Supplied material:
· · · · ·

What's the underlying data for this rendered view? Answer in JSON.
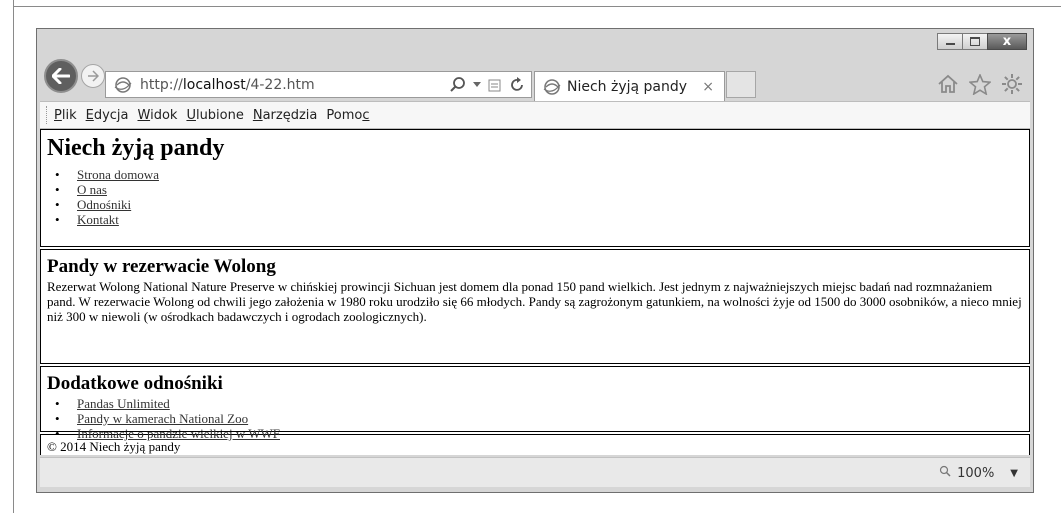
{
  "browser": {
    "url": "http://localhost/4-22.htm",
    "url_host": "localhost",
    "url_prefix": "http://",
    "url_path": "/4-22.htm",
    "tab_title": "Niech żyją pandy",
    "tab_close": "×",
    "close_glyph": "x",
    "menu": [
      {
        "label": "Plik",
        "key": "P",
        "rest": "lik"
      },
      {
        "label": "Edycja",
        "key": "E",
        "rest": "dycja"
      },
      {
        "label": "Widok",
        "key": "W",
        "rest": "idok"
      },
      {
        "label": "Ulubione",
        "key": "U",
        "rest": "lubione"
      },
      {
        "label": "Narzędzia",
        "key": "N",
        "rest": "arzędzia"
      },
      {
        "label": "Pomoc",
        "pre": "Pomo",
        "key": "c"
      }
    ],
    "zoom": "100%",
    "zoom_arrow": "▼"
  },
  "page": {
    "site_title": "Niech żyją pandy",
    "nav": [
      "Strona domowa",
      "O nas",
      "Odnośniki",
      "Kontakt"
    ],
    "main_heading": "Pandy w rezerwacie Wolong",
    "main_text": "Rezerwat Wolong National Nature Preserve w chińskiej prowincji Sichuan jest domem dla ponad 150 pand wielkich. Jest jednym z najważniejszych miejsc badań nad rozmnażaniem pand. W rezerwacie Wolong od chwili jego założenia w 1980 roku urodziło się 66 młodych. Pandy są zagrożonym gatunkiem, na wolności żyje od 1500 do 3000 osobników, a nieco mniej niż 300 w niewoli (w ośrodkach badawczych i ogrodach zoologicznych).",
    "extra_heading": "Dodatkowe odnośniki",
    "extra_links": [
      "Pandas Unlimited",
      "Pandy w kamerach National Zoo",
      "Informacje o pandzie wielkiej w WWF"
    ],
    "footer": "© 2014 Niech żyją pandy"
  },
  "colors": {
    "chrome": "#d6d6d6",
    "border": "#000000",
    "link": "#333333"
  }
}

· · · · ·

The request:
Among the entries above, identify all lines with "rest" and copy them.

Task response:
        "rest": "lik"
        "rest": "dycja"
        "rest": "idok"
        "rest": "lubione"
        "rest": "arzędzia"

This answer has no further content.